▶ **Given text**:
Who's crazy?

In IDF briefings, officials speak of 2,000 terrorists waiting in the strip’s capital. The real number is 10,000. Here’s the twist: until now, when the army operated step by step, terrorists fled from combat zones into the humanitarian areas to preserve their strength — and lives. Indeed, there are soldiers who have been operating in the strip for months without seeing a single terrorist with their own eyes.

Now, Hamas operatives are streaming into Gaza City for what they perceive as the ultimate battle.

Hamas’ view is that Israel has gone mad, that Netanyahu has gone mad. Where are the Jews who used to surrender when hostages were on the other side? Where are the Jews who avoided operating in an urban zone with hundreds of thousands of civilians? Amongst Hamas’ external leadership, spirits are high after the failed assassination attempt in Doha. But in Hamas ranks inside Gaza, there’s silence in order to preserve operational security, alongside widespread hysteria ahead of the IDF’s conquest of Gaza City.

And afterwards? Netanyahu believes the fall of the strip’s capital would be like the fall of Jerusalem to the Romans in 70 CE. Masada and a few other outposts would remain, but the war would be decided. The shrinking diplomatic timetable, however, together with low stockpiles of ammunition and legitimacy, may not allow further operations in the central camps. But the cabinet believes that the IDF won’t need to move into the camps in central Gaza. After all, when 95 percent of the strip is cleansed of Hamas and its terror infrastructure, the door will open for an alternative authority to rule Gaza. On the table is an American plan with the involvement of Arab states.

So, what could disrupt Israel’s plans? If the IDF gets bogged down in Gaza City, if the American plan collapses, and if the UAE and Egypt, already on edge, refuse to join in. Where won’t the disruption come from? The United States. Those hoping for Donald Trump to lose patience and break with Israel, or those worried about it, should think again. Here’s proof of how close the ties really are: the White House recently asked Netanyahu confidant Ron Dermer to advise it on an international matter entirely unrelated to Israel or the Middle East.

Of course, if Kamala Harris were in Trump’s place, Israel’s situation would be desperate. Only Washington’s efforts (along with Hungary and the Czech Republic) are standing between Israel and international sanctions. Had Harris been elected, there would have been no strike on Iran’s nuclear site in Fordow, no entry into Gaza City, and the arms embargo would have already begun. Trump, and the wise ties built with him, are all that separate “a people that rises like a lion” from “a people that dwells alone.”

Partition Plan 1

After naming his new party “Straight,” if Gadi Eisenkot joins forces with Naftali Bennett, could the united list be called “Straight and Right”?

On a more serious note: When should they unite? Should they unite at all? Polls show that no merger increases the bloc’s strength — and some even reduce it. Should they draft a joint platform, as Avigdor Liberman suggests, or each run separately and form a coalition later, as coalitions are formed? And in general — how much is each party worth? Who should drop out? And who should be the anti-Netanyahu “change bloc’s” candidate for prime minister?

▶ **Source excerpt**:
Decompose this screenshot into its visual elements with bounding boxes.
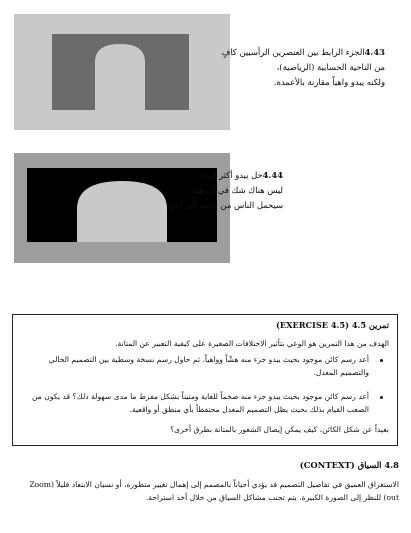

▶ **Stated exercise**: Please write out everything in the Gaza commentary from "Who's crazy?" down to "their own eyes.". Work only from the Gaza commentary.

▶ **Full solution**:
Who's crazy?

In IDF briefings, officials speak of 2,000 terrorists waiting in the strip’s capital. The real number is 10,000. Here’s the twist: until now, when the army operated step by step, terrorists fled from combat zones into the humanitarian areas to preserve their strength — and lives. Indeed, there are soldiers who have been operating in the strip for months without seeing a single terrorist with their own eyes.